### Data section ###
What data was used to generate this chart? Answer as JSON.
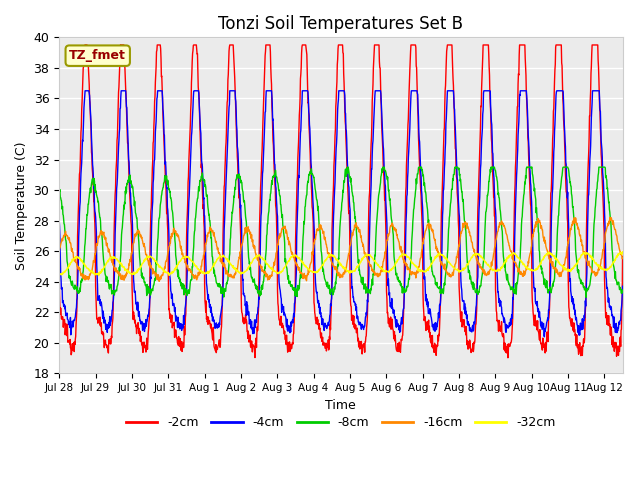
{
  "title": "Tonzi Soil Temperatures Set B",
  "xlabel": "Time",
  "ylabel": "Soil Temperature (C)",
  "ylim": [
    18,
    40
  ],
  "xlim": [
    0,
    15.5
  ],
  "plot_bg": "#ebebeb",
  "annotation_text": "TZ_fmet",
  "annotation_box_color": "#ffffcc",
  "annotation_text_color": "#990000",
  "annotation_border_color": "#999900",
  "series_colors": [
    "#ff0000",
    "#0000ff",
    "#00cc00",
    "#ff8800",
    "#ffff00"
  ],
  "series_labels": [
    "-2cm",
    "-4cm",
    "-8cm",
    "-16cm",
    "-32cm"
  ],
  "x_tick_labels": [
    "Jul 28",
    "Jul 29",
    "Jul 30",
    "Jul 31",
    "Aug 1",
    "Aug 2",
    "Aug 3",
    "Aug 4",
    "Aug 5",
    "Aug 6",
    "Aug 7",
    "Aug 8",
    "Aug 9",
    "Aug 10",
    "Aug 11",
    "Aug 12"
  ],
  "x_tick_positions": [
    0,
    1,
    2,
    3,
    4,
    5,
    6,
    7,
    8,
    9,
    10,
    11,
    12,
    13,
    14,
    15
  ]
}
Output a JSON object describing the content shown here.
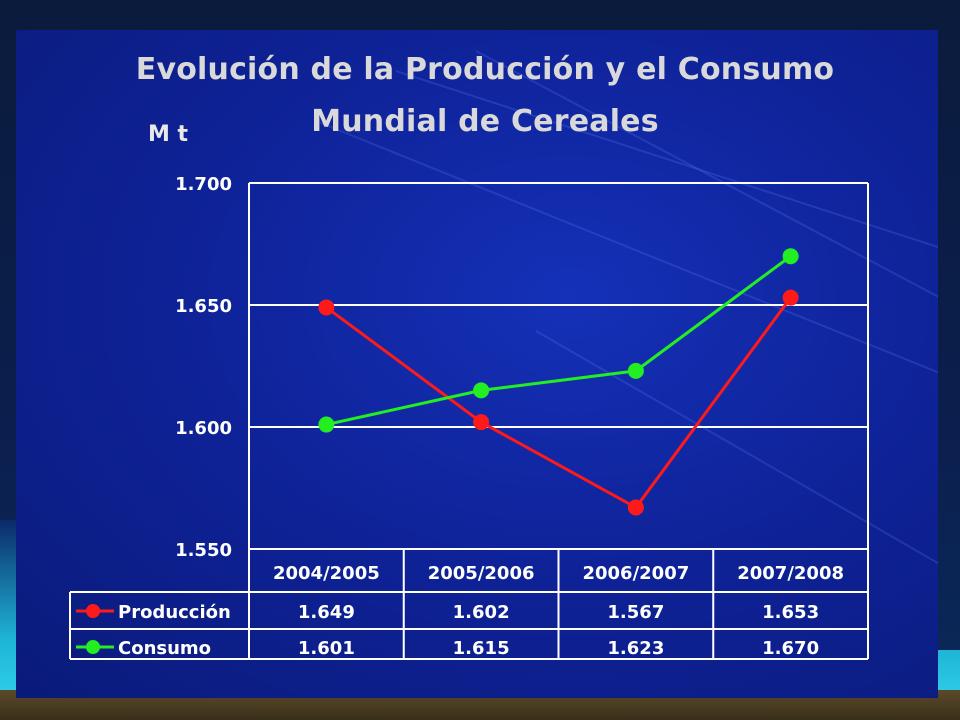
###
Copy the listing in full and without alteration, omitting every picture.

Result for this task:
What data was used to generate this chart? Answer as JSON.
{
  "title": "Tonzi Soil Temperatures Set B",
  "xlabel": "Time",
  "ylabel": "Soil Temperature (C)",
  "ylim": [
    18,
    40
  ],
  "xlim": [
    0,
    15.5
  ],
  "plot_bg": "#ebebeb",
  "annotation_text": "TZ_fmet",
  "annotation_box_color": "#ffffcc",
  "annotation_text_color": "#990000",
  "annotation_border_color": "#999900",
  "series_colors": [
    "#ff0000",
    "#0000ff",
    "#00cc00",
    "#ff8800",
    "#ffff00"
  ],
  "series_labels": [
    "-2cm",
    "-4cm",
    "-8cm",
    "-16cm",
    "-32cm"
  ],
  "x_tick_labels": [
    "Jul 28",
    "Jul 29",
    "Jul 30",
    "Jul 31",
    "Aug 1",
    "Aug 2",
    "Aug 3",
    "Aug 4",
    "Aug 5",
    "Aug 6",
    "Aug 7",
    "Aug 8",
    "Aug 9",
    "Aug 10",
    "Aug 11",
    "Aug 12"
  ],
  "x_tick_positions": [
    0,
    1,
    2,
    3,
    4,
    5,
    6,
    7,
    8,
    9,
    10,
    11,
    12,
    13,
    14,
    15
  ]
}
Output a JSON object describing the content shown here.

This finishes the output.